### Consigne 1
Dans le texte sur les effigies fang, qu'est-ce qui était fixé au tenon placé au-dessus des visages multiples ?

Lot Essay
Le gardien de reliques aux sept visages est la cinquième effigie connue d’une rarissime série. Les sept visages lui confèrent un pouvoir de surveillance tout azimut. L’apparition de cette pièce maîtresse de la statuaire Fang est un véritable événement.
Pour les Fang, les personnages gardant les reliques sont considérés comme étant à la fois des enfants et des hommes âgés. Nombre de sculptures présentent des traits infantiles, identifiés ici par des yeux stylisés, ronds, évoquant leur regard grand ouvert. Dans la pensée fang, les nouveaux-nés sont en outre particulièrement prochaines des ancêtres, l'enfant se séparant progressivement du monde des aïeux en devenant par le rituel (notamment initiatique) et par le temps, un adulte.
Effigie FANG à visages multiples
Par Louis Perrois
Les têtes Fang, añgokh-nlô-byeri
On sait que les Fang de l’Afrique équatoriale (Sud Cameroun, Guinée Equatoriale et Nord Gabon), de religion animiste, pratiquaient autrefois un culte des ancêtres, connu sous le nom de byeri, qui les a conduit à sculpter des représentations symboliques des défunts sous la forme de statuettes de bois (eyema-byeri) mais aussi de têtes seules. Ces têtes de bois sont appelées plus précisément añgokh-nlo-byeri (litt.= « tête entière de l’ancêtre » / par opposition aux fragments de crânes qui sont conservés dans les reliquaires). Celles-ci sont plus rares que les statues en pied et souvent d'une grande qualité de finition. Certaines effigies, le plus souvent de petite taille (# 20 à 30 cm), comportent des visages multiples, disposés en cercle, sous un tenon où était fixé un bouquet de plumes.

### Enregistrements fournis

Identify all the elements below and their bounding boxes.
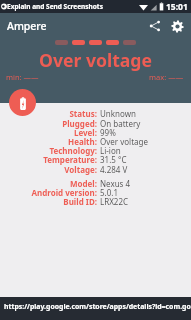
button[interactable]: Battery status xyxy=(9,89,36,116)
staticText: 4.284 V xyxy=(100,164,128,175)
staticText: Nexus 4 xyxy=(100,178,131,189)
staticText: Status: xyxy=(69,108,97,119)
staticText: 99% xyxy=(100,127,116,138)
staticText: Over voltage xyxy=(39,48,152,72)
button[interactable]: https://play.google.com/store/apps/detai… xyxy=(0,297,191,320)
staticText: Build ID: xyxy=(63,196,97,207)
staticText: max: —— xyxy=(149,72,184,82)
staticText: min: —— xyxy=(6,72,39,82)
staticText: Explain and Send Screenshots xyxy=(7,2,103,11)
staticText: 31.5 °C xyxy=(100,154,127,165)
staticText: Unknown xyxy=(100,108,136,119)
staticText: Technology: xyxy=(49,145,97,156)
staticText: 5.0.1 xyxy=(100,187,119,198)
staticText: Over voltage xyxy=(100,136,148,147)
staticText: Health: xyxy=(68,136,97,147)
staticText: LRX22C xyxy=(100,196,129,207)
staticText: 15:01 xyxy=(166,1,188,13)
staticText: Ampere xyxy=(7,19,47,33)
staticText: Android version: xyxy=(31,187,97,198)
staticText: Model: xyxy=(69,178,97,189)
staticText: Voltage: xyxy=(64,164,97,175)
staticText: Plugged: xyxy=(62,118,97,129)
staticText: Temperature: xyxy=(43,154,97,165)
staticText: https://play.google.com/store/apps/detai… xyxy=(4,302,191,311)
staticText: Li-ion xyxy=(100,145,121,156)
button[interactable]: Share xyxy=(145,16,165,36)
staticText: On battery xyxy=(100,118,141,129)
staticText: Level: xyxy=(73,127,97,138)
button[interactable]: Settings xyxy=(167,16,187,36)
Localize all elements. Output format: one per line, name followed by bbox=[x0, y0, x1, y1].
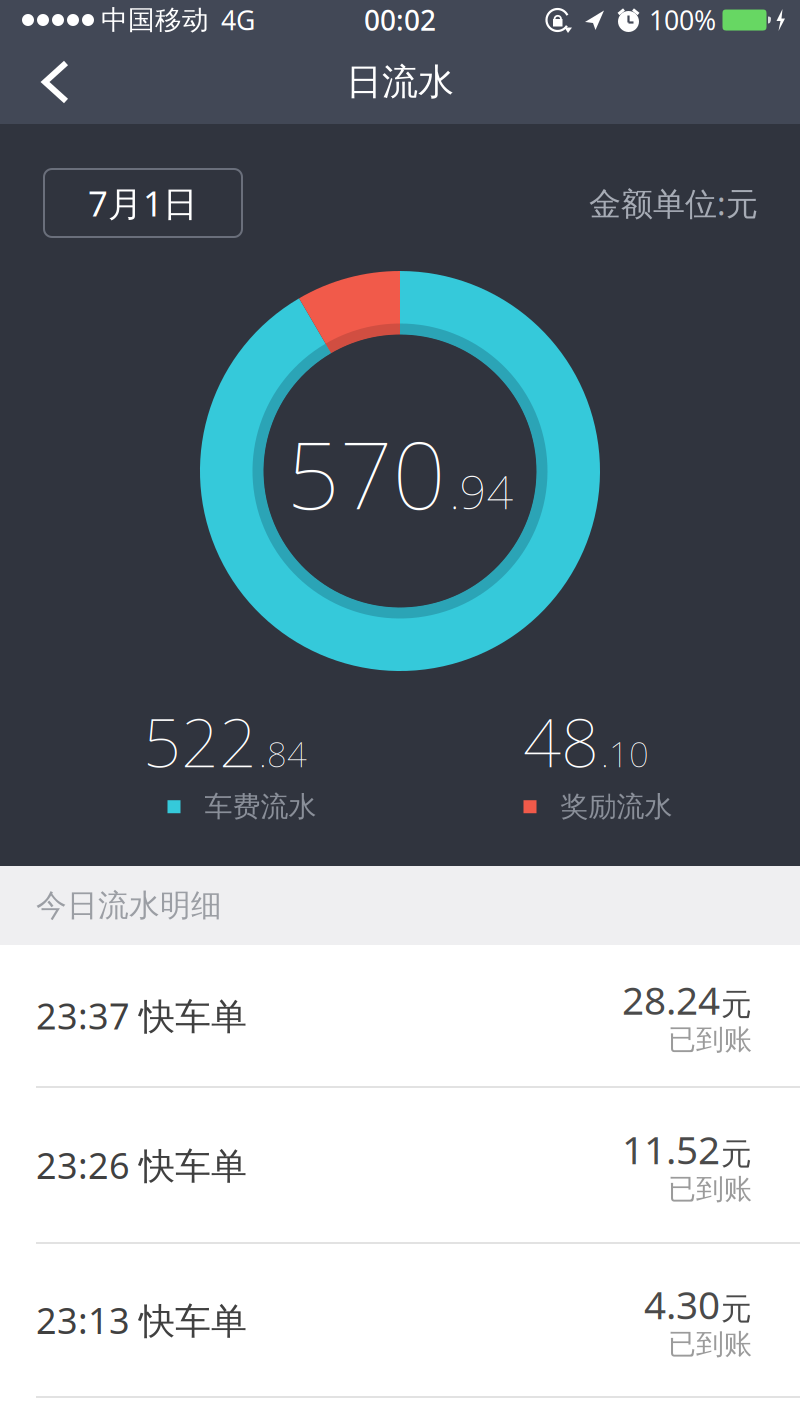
staticText: 522 bbox=[143, 697, 257, 786]
button[interactable]: 7月1日 bbox=[43, 168, 243, 238]
staticText: 中国移动 bbox=[101, 4, 209, 36]
button[interactable]: 23:13 快车单 bbox=[0, 1244, 800, 1398]
staticText: 570 bbox=[286, 411, 446, 535]
staticText: 11.52 bbox=[622, 1124, 720, 1175]
staticText: 奖励流水 bbox=[560, 790, 672, 824]
staticText: 已到账 bbox=[668, 1327, 752, 1361]
staticText: 元 bbox=[721, 1290, 752, 1328]
staticText: .10 bbox=[601, 731, 649, 777]
staticText: 今日流水明细 bbox=[36, 887, 222, 924]
staticText: 车费流水 bbox=[204, 790, 316, 824]
staticText: 28.24 bbox=[622, 974, 720, 1025]
staticText: .94 bbox=[450, 460, 514, 522]
staticText: 48 bbox=[523, 697, 599, 786]
button[interactable]: 23:26 快车单 bbox=[0, 1088, 800, 1244]
staticText: 已到账 bbox=[668, 1172, 752, 1206]
staticText: 100% bbox=[649, 2, 716, 38]
staticText: 23:13 快车单 bbox=[36, 1296, 247, 1344]
staticText: .84 bbox=[259, 731, 307, 777]
staticText: 4G bbox=[221, 2, 255, 38]
staticText: 7月1日 bbox=[88, 180, 198, 226]
staticText: 元 bbox=[721, 1135, 752, 1173]
staticText: 4.30 bbox=[644, 1279, 720, 1330]
staticText: 已到账 bbox=[668, 1022, 752, 1057]
staticText: 23:26 快车单 bbox=[36, 1141, 247, 1189]
staticText: 日流水 bbox=[346, 60, 454, 104]
staticText: 元 bbox=[721, 986, 752, 1024]
staticText: 23:37 快车单 bbox=[36, 992, 247, 1039]
staticText: 金额单位:元 bbox=[589, 182, 758, 224]
button[interactable]: 23:37 快车单 bbox=[0, 945, 800, 1088]
button[interactable]: Back bbox=[0, 40, 72, 124]
staticText: 00:02 bbox=[364, 1, 436, 39]
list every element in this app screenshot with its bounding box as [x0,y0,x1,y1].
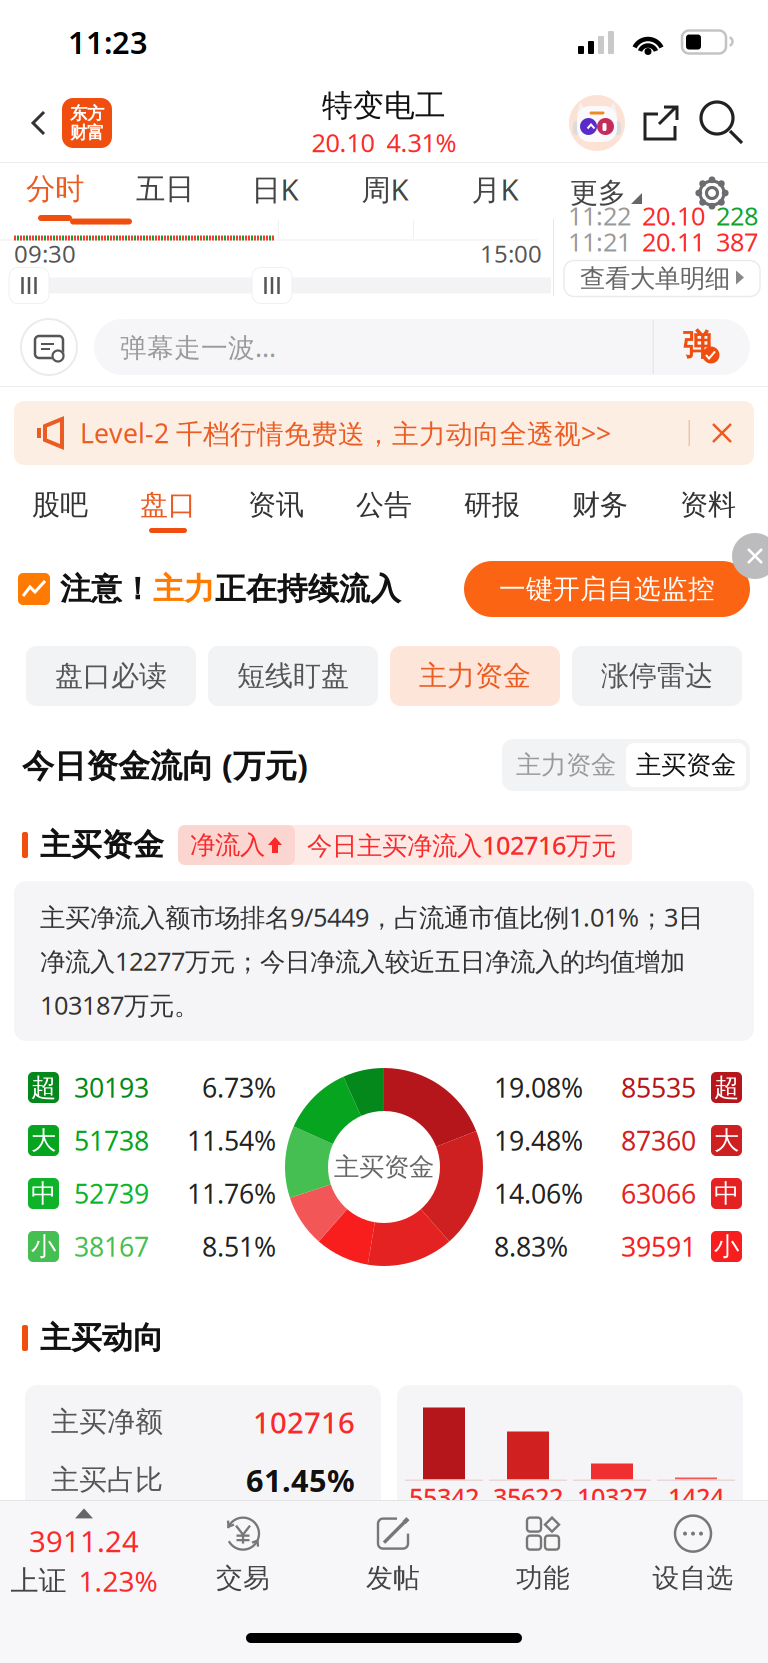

### Consigne 2
Dans les enregistrements, recopiez à l'identique les lignes allant de celle qui contient "button[interactable]: Battery status" jusqu'à celle qui contient "button[interactable]: Share xyxy=(145,16,165,36)", ces deux lignes comprises.

### Réponse complète 1
Un bouquet de plumes.

### Réponse complète 2
button[interactable]: Battery status xyxy=(9,89,36,116)
staticText: 4.284 V xyxy=(100,164,128,175)
staticText: Nexus 4 xyxy=(100,178,131,189)
staticText: Status: xyxy=(69,108,97,119)
staticText: 99% xyxy=(100,127,116,138)
staticText: Over voltage xyxy=(39,48,152,72)
button[interactable]: https://play.google.com/store/apps/detai… xyxy=(0,297,191,320)
staticText: Build ID: xyxy=(63,196,97,207)
staticText: max: —— xyxy=(149,72,184,82)
staticText: min: —— xyxy=(6,72,39,82)
staticText: Explain and Send Screenshots xyxy=(7,2,103,11)
staticText: 31.5 °C xyxy=(100,154,127,165)
staticText: Unknown xyxy=(100,108,136,119)
staticText: Technology: xyxy=(49,145,97,156)
staticText: 5.0.1 xyxy=(100,187,119,198)
staticText: Over voltage xyxy=(100,136,148,147)
staticText: Health: xyxy=(68,136,97,147)
staticText: LRX22C xyxy=(100,196,129,207)
staticText: 15:01 xyxy=(166,1,188,13)
staticText: Ampere xyxy=(7,19,47,33)
staticText: Android version: xyxy=(31,187,97,198)
staticText: Model: xyxy=(69,178,97,189)
staticText: Voltage: xyxy=(64,164,97,175)
staticText: Plugged: xyxy=(62,118,97,129)
staticText: Temperature: xyxy=(43,154,97,165)
staticText: https://play.google.com/store/apps/detai… xyxy=(4,302,191,311)
staticText: Li-ion xyxy=(100,145,121,156)
button[interactable]: Share xyxy=(145,16,165,36)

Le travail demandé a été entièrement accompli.